━━━ RECORDS TO PROCESS ━━━

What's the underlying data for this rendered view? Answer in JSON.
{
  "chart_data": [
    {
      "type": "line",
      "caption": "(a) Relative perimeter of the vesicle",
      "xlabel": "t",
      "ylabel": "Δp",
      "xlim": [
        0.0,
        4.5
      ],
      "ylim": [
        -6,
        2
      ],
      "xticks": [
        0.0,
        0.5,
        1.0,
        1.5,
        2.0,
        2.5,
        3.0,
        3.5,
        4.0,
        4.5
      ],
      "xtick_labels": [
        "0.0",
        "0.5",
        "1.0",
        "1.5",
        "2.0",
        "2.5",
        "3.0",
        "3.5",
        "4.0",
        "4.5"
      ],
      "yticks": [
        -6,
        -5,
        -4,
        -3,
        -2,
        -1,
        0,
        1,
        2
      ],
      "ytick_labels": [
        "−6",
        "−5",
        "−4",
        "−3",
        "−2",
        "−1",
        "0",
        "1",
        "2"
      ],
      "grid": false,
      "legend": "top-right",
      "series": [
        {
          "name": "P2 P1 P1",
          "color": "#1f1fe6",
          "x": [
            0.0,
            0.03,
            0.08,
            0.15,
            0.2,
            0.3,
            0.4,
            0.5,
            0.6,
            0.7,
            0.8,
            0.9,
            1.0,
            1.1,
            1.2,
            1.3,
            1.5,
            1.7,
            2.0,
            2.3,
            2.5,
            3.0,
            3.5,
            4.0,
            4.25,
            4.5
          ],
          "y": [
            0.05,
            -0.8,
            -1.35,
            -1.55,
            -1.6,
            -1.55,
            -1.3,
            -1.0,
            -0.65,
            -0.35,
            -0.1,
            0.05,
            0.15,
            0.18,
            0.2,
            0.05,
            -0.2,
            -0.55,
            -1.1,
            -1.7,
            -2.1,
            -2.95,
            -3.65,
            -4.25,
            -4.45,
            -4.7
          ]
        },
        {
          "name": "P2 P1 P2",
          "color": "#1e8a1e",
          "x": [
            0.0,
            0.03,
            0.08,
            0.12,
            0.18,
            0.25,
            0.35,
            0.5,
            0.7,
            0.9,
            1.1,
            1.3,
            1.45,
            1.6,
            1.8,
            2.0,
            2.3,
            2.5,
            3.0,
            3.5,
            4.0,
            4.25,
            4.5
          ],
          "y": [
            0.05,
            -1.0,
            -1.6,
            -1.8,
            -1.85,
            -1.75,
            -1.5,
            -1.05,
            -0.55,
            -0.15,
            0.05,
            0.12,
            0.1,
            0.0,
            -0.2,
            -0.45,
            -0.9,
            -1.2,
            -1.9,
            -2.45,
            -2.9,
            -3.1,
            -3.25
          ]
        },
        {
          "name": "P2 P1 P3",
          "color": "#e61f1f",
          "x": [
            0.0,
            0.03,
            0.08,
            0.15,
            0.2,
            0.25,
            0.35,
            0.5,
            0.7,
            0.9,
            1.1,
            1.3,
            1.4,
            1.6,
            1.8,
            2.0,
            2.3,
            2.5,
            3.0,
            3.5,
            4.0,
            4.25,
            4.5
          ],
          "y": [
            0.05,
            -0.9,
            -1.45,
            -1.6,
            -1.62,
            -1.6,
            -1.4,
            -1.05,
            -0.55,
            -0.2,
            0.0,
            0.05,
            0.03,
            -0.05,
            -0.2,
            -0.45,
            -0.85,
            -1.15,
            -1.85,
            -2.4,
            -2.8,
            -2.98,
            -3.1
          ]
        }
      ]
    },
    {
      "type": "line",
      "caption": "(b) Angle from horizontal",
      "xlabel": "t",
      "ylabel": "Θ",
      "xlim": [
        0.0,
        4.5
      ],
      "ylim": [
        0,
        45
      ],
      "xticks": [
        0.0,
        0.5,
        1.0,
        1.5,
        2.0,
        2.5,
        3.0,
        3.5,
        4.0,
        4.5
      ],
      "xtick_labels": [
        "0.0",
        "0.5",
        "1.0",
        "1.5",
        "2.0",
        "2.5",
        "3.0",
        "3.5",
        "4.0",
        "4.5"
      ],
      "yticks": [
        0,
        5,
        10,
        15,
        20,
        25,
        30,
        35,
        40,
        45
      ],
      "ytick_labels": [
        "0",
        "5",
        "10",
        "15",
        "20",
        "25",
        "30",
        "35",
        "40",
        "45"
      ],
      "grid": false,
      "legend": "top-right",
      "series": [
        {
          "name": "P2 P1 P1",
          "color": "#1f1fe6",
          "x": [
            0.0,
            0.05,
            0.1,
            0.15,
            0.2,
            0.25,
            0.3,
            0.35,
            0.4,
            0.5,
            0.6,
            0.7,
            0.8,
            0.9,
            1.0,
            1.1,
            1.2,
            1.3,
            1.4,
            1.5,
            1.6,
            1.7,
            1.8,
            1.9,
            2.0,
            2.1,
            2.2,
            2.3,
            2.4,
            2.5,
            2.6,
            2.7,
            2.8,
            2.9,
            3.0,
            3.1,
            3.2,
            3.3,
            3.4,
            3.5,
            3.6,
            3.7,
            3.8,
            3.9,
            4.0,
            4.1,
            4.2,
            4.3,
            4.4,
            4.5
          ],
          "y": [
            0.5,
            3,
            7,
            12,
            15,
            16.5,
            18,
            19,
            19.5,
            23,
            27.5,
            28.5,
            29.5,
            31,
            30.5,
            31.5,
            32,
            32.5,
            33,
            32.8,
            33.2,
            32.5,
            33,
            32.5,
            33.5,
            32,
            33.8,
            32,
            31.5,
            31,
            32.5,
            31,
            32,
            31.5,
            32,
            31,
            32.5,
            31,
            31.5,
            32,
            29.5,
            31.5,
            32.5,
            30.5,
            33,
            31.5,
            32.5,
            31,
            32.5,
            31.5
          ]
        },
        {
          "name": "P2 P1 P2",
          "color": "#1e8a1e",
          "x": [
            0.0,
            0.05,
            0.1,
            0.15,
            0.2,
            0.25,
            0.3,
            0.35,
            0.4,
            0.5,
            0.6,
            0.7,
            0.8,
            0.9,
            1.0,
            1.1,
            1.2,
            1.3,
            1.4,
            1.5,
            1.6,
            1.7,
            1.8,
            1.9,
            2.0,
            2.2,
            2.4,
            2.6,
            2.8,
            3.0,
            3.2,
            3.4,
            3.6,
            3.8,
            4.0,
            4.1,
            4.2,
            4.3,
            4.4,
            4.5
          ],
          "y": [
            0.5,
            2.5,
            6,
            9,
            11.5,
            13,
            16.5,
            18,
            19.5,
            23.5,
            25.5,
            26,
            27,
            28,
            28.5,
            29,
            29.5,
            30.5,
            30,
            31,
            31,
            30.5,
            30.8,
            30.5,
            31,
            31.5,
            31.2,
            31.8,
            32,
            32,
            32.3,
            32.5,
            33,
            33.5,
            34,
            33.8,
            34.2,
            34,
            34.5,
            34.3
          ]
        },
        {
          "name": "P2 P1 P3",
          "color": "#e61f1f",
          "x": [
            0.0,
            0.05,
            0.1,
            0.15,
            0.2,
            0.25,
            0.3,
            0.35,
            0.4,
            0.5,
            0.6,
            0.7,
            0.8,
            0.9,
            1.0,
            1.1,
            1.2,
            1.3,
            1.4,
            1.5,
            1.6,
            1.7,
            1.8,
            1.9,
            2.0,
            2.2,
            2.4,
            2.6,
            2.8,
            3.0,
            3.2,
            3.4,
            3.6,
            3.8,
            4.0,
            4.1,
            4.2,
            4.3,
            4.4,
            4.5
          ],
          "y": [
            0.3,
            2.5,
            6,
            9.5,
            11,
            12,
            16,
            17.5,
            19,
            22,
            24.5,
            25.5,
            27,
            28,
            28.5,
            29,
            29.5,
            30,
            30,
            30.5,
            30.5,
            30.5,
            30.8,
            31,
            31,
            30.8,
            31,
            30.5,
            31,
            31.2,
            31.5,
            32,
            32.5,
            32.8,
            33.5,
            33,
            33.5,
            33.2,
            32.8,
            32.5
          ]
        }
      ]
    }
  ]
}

━━━

▸ **DIRECTIONS FOR THIS TASK**: Each line that has the word "caption" counts once. How many such lines are in the data? Give the number alone.

▸ **COMPLETE ANSWER**: 2